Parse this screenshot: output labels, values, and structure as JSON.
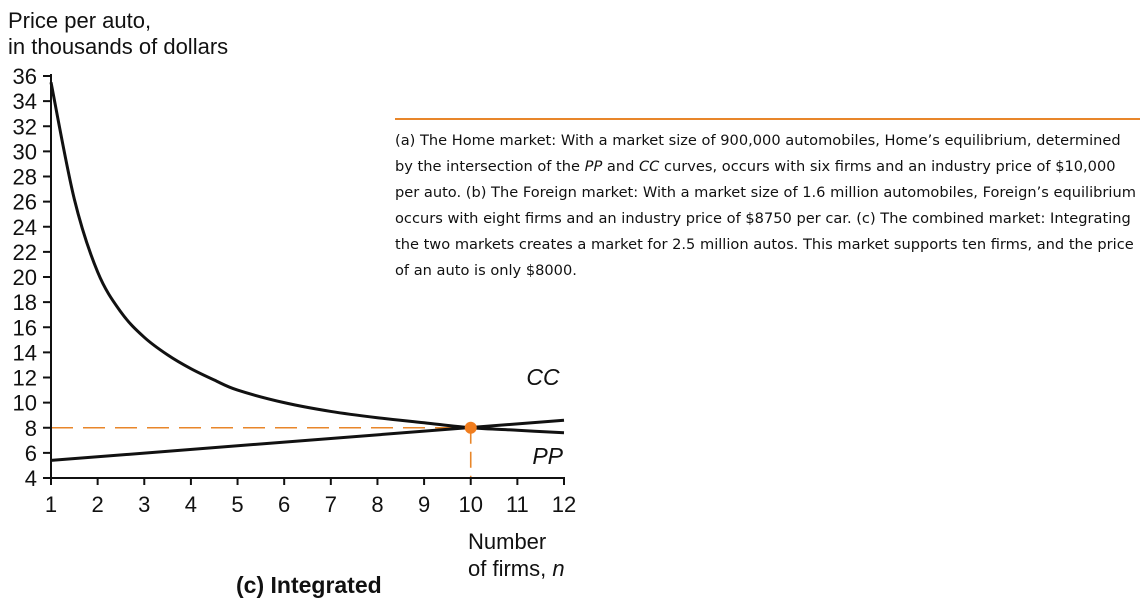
{
  "chart_data": {
    "type": "line",
    "ylabel_line1": "Price per auto,",
    "ylabel_line2": "in thousands of dollars",
    "xlabel_line1": "Number",
    "xlabel_line2_prefix": "of firms, ",
    "xlabel_line2_var": "n",
    "subtitle": "(c) Integrated",
    "xlim": [
      1,
      12
    ],
    "ylim": [
      4,
      36
    ],
    "xticks": [
      1,
      2,
      3,
      4,
      5,
      6,
      7,
      8,
      9,
      10,
      11,
      12
    ],
    "yticks": [
      4,
      6,
      8,
      10,
      12,
      14,
      16,
      18,
      20,
      22,
      24,
      26,
      28,
      30,
      32,
      34,
      36
    ],
    "series": [
      {
        "name": "CC",
        "color": "#111111",
        "x": [
          1,
          1.5,
          2,
          2.5,
          3,
          3.5,
          4,
          4.5,
          5,
          6,
          7,
          8,
          9,
          10,
          11,
          12
        ],
        "y": [
          35.5,
          26.2,
          20.4,
          17.2,
          15.2,
          13.8,
          12.7,
          11.8,
          11.0,
          10.0,
          9.3,
          8.8,
          8.4,
          8.0,
          7.8,
          7.6
        ]
      },
      {
        "name": "PP",
        "color": "#111111",
        "x": [
          1,
          12
        ],
        "y": [
          5.4,
          8.6
        ]
      }
    ],
    "equilibrium": {
      "x": 10,
      "y": 8,
      "color": "#f07d1e"
    },
    "guide_color": "#e8862a"
  },
  "caption": {
    "part1": "(a) The Home market: With a market size of 900,000 automobiles, Home’s equilibrium, determined by the intersection of the ",
    "pp": "PP",
    "part2": " and ",
    "cc": "CC",
    "part3": " curves, occurs with six firms and an industry price of $10,000 per auto. (b) The Foreign market: With a market size of 1.6 million automobiles, Foreign’s equilibrium occurs with eight firms and an industry price of $8750 per car. (c) The combined market: Integrating the two markets creates a market for 2.5 million autos. This market supports ten firms, and the price of an auto is only $8000."
  }
}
++++++
▶ **What you need to do**
Tally the lines that hold the string "With" and state the total, nothing more.

▶ **Written solution**
2